Things to do:
1. In the forum thread about the 502 Bad Gateway error, which option temporarily restores access to the Web GUI?
2. Write out the part of the 502 Bad Gateway thread starting with "We are able" and going on through "when that happens?".
3. Extend the forum thread on the 502 Bad Gateway error, picking up after its final sentence.

Passage shown:
502 Bad Gateway in Web GUI at 1500+ Captive Portal Users – Need Tuning Suggestions
-
We are encountering a “502 Bad Gateway (nginx)” error in the Web GUI whenever the captive portal user count exceeds approximately 1,500. Under normal load conditions (below 1,000 users), the system operates without issues.
We are able to temporarily regain access by using the “Restart PHP-FPM” option, but the same issue reoccurs after some time.
We seek your guidance on fine-tuning the configuration to support higher loads (2,000+ users).
Server Details:
Version: pfSense CE 2.7.2-RELEASE (amd64) CPU: Intel® Xeon® Gold 5318Y @ 2.10GHz, 96 CPUs (2 packages × 24 cores × 2 threads), AES-NI enabled, QAT disabled RAM: 128 GB Storage: 1 TB HDD
-
What do you see logged when that happens?
Check the Monitoring Graphs for memory usage vs CP users.
I would try bumping the PHP memory limit in Sys > Adv > Misc and see if that changes the time it takes to fail. Start by doubling it.
That hardware is massively overpowered for almost all deployments. What throughput does/can it pass?

Information provided:
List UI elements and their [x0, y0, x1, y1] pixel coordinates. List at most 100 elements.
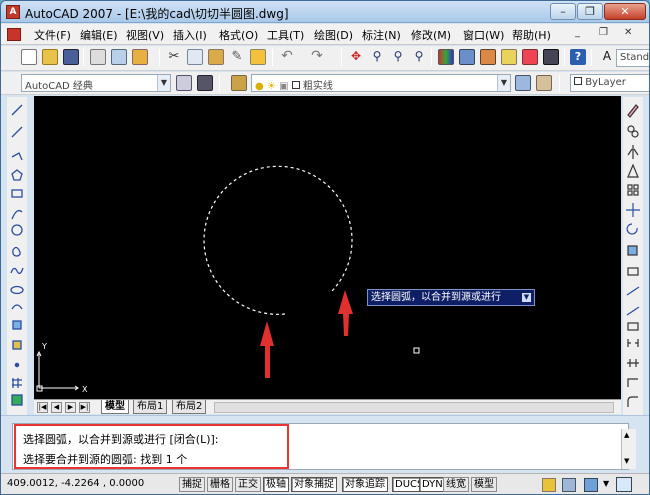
save-icon[interactable] [63, 49, 79, 65]
chamfer-icon [627, 378, 638, 387]
last-tab-button[interactable]: ▶| [79, 402, 90, 413]
ucs-y-label: Y [41, 342, 47, 351]
block-editor-icon[interactable] [250, 49, 266, 65]
tool-palettes-icon[interactable] [480, 49, 496, 65]
help-icon[interactable]: ? [570, 49, 586, 65]
paste-icon[interactable] [208, 49, 224, 65]
status-bar: 409.0012, -4.2264 , 0.0000 捕捉 栅格 正交 极轴 对… [1, 473, 649, 494]
copy-icon[interactable] [187, 49, 203, 65]
grid-button[interactable]: 栅格 [207, 477, 233, 492]
minimize-button[interactable]: – [550, 3, 576, 20]
design-center-icon[interactable] [459, 49, 475, 65]
title-bar[interactable]: A AutoCAD 2007 - [E:\我的cad\切切半圆图.dwg] – … [1, 1, 649, 23]
new-file-icon[interactable] [21, 49, 37, 65]
lock-icon[interactable] [562, 478, 576, 492]
menu-window[interactable]: 窗口(W) [463, 27, 504, 43]
ortho-button[interactable]: 正交 [235, 477, 261, 492]
spline-icon [10, 267, 24, 275]
otrack-label: 对象追踪 [345, 479, 385, 490]
command-window[interactable]: 选择圆弧，以合并到源或进行 [闭合(L)]: 选择要合并到源的圆弧: 找到 1 … [12, 423, 629, 470]
ucs-icon [36, 350, 79, 392]
first-tab-button[interactable]: |◀ [37, 402, 48, 413]
next-tab-button[interactable]: ▶ [65, 402, 76, 413]
doc-minimize-button[interactable]: _ [575, 27, 580, 38]
lineweight-button[interactable]: 线宽 [443, 477, 469, 492]
prev-tab-button[interactable]: ◀ [51, 402, 62, 413]
polygon-icon [11, 169, 23, 181]
publish-icon[interactable] [132, 49, 148, 65]
plot-preview-icon[interactable] [111, 49, 127, 65]
pan-icon[interactable]: ✥ [348, 49, 364, 65]
fillet-icon [627, 396, 638, 407]
workspace-settings-icon[interactable] [176, 75, 192, 91]
doc-restore-button[interactable]: ❐ [599, 27, 608, 38]
menu-dimension[interactable]: 标注(N) [362, 27, 401, 43]
standard-toolbar: ✂ ✎ ↶ ↷ ✥ ⚲ ⚲ ⚲ ? A Stand [1, 46, 649, 71]
draw-toolbar [7, 97, 27, 415]
make-layer-current-icon[interactable] [515, 75, 531, 91]
otrack-button[interactable]: 对象追踪 [342, 477, 388, 492]
properties-icon[interactable] [438, 49, 454, 65]
cut-icon[interactable]: ✂ [166, 49, 182, 65]
snap-button[interactable]: 捕捉 [179, 477, 205, 492]
layer-previous-icon[interactable] [536, 75, 552, 91]
tab-layout2-label: 布局2 [176, 401, 203, 412]
chevron-down-icon[interactable]: ▼ [522, 293, 531, 302]
restore-button[interactable]: ❐ [577, 3, 603, 20]
scale-icon [627, 245, 638, 256]
tray-settings-icon[interactable] [584, 478, 598, 492]
polar-button[interactable]: 极轴 [263, 477, 289, 492]
tab-layout2[interactable]: 布局2 [172, 400, 207, 414]
color-combo[interactable]: ByLayer [570, 74, 649, 92]
match-properties-icon[interactable]: ✎ [229, 49, 245, 65]
close-button[interactable]: ✕ [604, 3, 646, 20]
snap-label: 捕捉 [182, 479, 202, 490]
osnap-label: 对象捕捉 [294, 479, 334, 490]
zoom-previous-icon[interactable]: ⚲ [411, 49, 427, 65]
communication-center-icon[interactable] [542, 478, 556, 492]
tab-model[interactable]: 模型 [101, 400, 129, 414]
markup-icon[interactable] [522, 49, 538, 65]
layer-manager-icon[interactable] [231, 75, 247, 91]
redo-icon[interactable]: ↷ [309, 49, 325, 65]
text-style-icon[interactable]: A [599, 49, 615, 65]
layer-combo[interactable]: ● ☀ ▣ 粗实线 ▼ [251, 74, 511, 92]
open-folder-icon[interactable] [42, 49, 58, 65]
osnap-button[interactable]: 对象捕捉 [291, 477, 337, 492]
layer-value: 粗实线 [302, 81, 333, 92]
horizontal-scrollbar[interactable] [214, 402, 614, 413]
workspace-combo[interactable]: AutoCAD 经典 ▼ [21, 74, 171, 92]
clean-screen-icon[interactable] [616, 477, 632, 492]
scroll-up-icon[interactable]: ▲ [624, 431, 629, 439]
command-scrollbar[interactable]: ▲ ▼ [621, 429, 636, 469]
tab-layout1[interactable]: 布局1 [133, 400, 168, 414]
menu-tools[interactable]: 工具(T) [267, 27, 304, 43]
zoom-window-icon[interactable]: ⚲ [390, 49, 406, 65]
menu-modify[interactable]: 修改(M) [411, 27, 451, 43]
menu-file[interactable]: 文件(F) [34, 27, 71, 43]
quickcalc-icon[interactable] [543, 49, 559, 65]
model-button[interactable]: 模型 [471, 477, 497, 492]
drawing-canvas[interactable]: Y X 选择圆弧，以合并到源或进行 ▼ [34, 96, 621, 399]
chevron-down-icon: ▼ [157, 75, 170, 91]
menu-edit[interactable]: 编辑(E) [80, 27, 118, 43]
my-workspace-icon[interactable] [197, 75, 213, 91]
doc-close-button[interactable]: ✕ [624, 27, 632, 38]
menu-view[interactable]: 视图(V) [126, 27, 164, 43]
undo-icon[interactable]: ↶ [279, 49, 295, 65]
print-icon[interactable] [90, 49, 106, 65]
modify-toolbar [623, 97, 643, 415]
dyn-button[interactable]: DYN [419, 477, 446, 492]
model-label: 模型 [474, 479, 494, 490]
menu-help[interactable]: 帮助(H) [512, 27, 551, 43]
scroll-down-icon[interactable]: ▼ [624, 457, 629, 465]
menu-draw[interactable]: 绘图(D) [314, 27, 353, 43]
menu-insert[interactable]: 插入(I) [173, 27, 207, 43]
chevron-down-icon[interactable]: ▼ [603, 479, 609, 488]
text-style-combo[interactable]: Stand [616, 49, 649, 67]
menu-format[interactable]: 格式(O) [219, 27, 258, 43]
sheet-set-icon[interactable] [501, 49, 517, 65]
ellipse-icon [10, 285, 24, 295]
zoom-realtime-icon[interactable]: ⚲ [369, 49, 385, 65]
coordinates-display[interactable]: 409.0012, -4.2264 , 0.0000 [7, 478, 144, 489]
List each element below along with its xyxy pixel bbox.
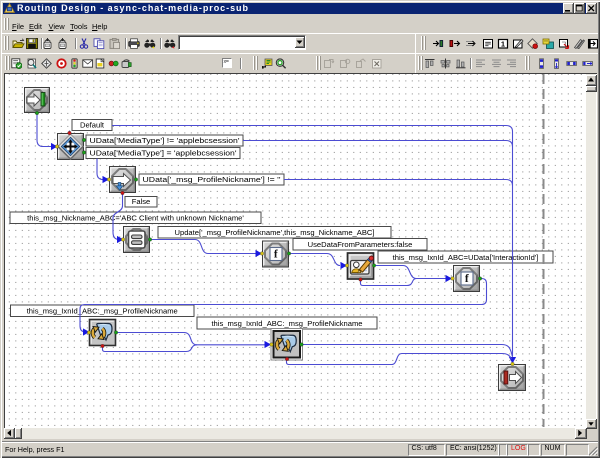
svg-text:Default: Default [80, 121, 105, 130]
svg-text:False: False [132, 197, 151, 206]
svg-text:this_msg_Nickname_ABC='ABC Cli: this_msg_Nickname_ABC='ABC Client with u… [27, 214, 244, 223]
svg-text:this_msg_IxnId_ABC:_msg_Profil: this_msg_IxnId_ABC:_msg_ProfileNickname [27, 307, 178, 316]
svg-text:f: f [274, 249, 278, 261]
svg-text:this_msg_IxnId_ABC:_msg_Profil: this_msg_IxnId_ABC:_msg_ProfileNickname [211, 319, 362, 328]
svg-text:UData['MediaType'] != 'applebc: UData['MediaType'] != 'applebcsession' [90, 136, 241, 145]
svg-text:this_msg_IxnId_ABC=UData['Inte: this_msg_IxnId_ABC=UData['InteractionId'… [393, 253, 539, 262]
svg-text:UseDataFromParameters:false: UseDataFromParameters:false [308, 240, 413, 249]
svg-text:UData['_msg_ProfileNickname']: UData['_msg_ProfileNickname'] != '' [143, 175, 282, 184]
svg-text:Update['_msg_ProfileNickname',: Update['_msg_ProfileNickname',this_msg_N… [175, 228, 375, 237]
svg-text:f: f [465, 273, 469, 285]
svg-text:UData['MediaType'] = 'applebcs: UData['MediaType'] = 'applebcsession' [90, 149, 238, 158]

Replies:
1. The "Restart PHP-FPM" option.

2.
We are able to temporarily regain access by using the “Restart PHP-FPM” option, but the same issue reoccurs after some time.
We seek your guidance on fine-tuning the configuration to support higher loads (2,000+ users).
Server Details:
Version: pfSense CE 2.7.2-RELEASE (amd64) CPU: Intel® Xeon® Gold 5318Y @ 2.10GHz, 96 CPUs (2 packages × 24 cores × 2 threads), AES-NI enabled, QAT disabled RAM: 128 GB Storage: 1 TB HDD
-
What do you see logged when that happens?

3.
-
@stephenw10 Thanks for the suggestion. Memory limit increased to 3072.
This system has 10 Gbps. -
@iamsumesh This issue is present in version 2.7 of pfSense. It seems the transition from IPFW to PF in the 2.7.x branch might be causing problems, or it may be related to the underlying operating system (FreeBSD). Even if you double the CPU and RAM, it will not work. Enabling the captive portal in 2.7.2 directed most traffic to CPU0, causing it to overload and crash the entire system.
You could try upgrading to version 2.8.1 to see if it resolves the issue (I have not personally tested this yet). However, version 2.7.2 will not work; I have already reported this problem.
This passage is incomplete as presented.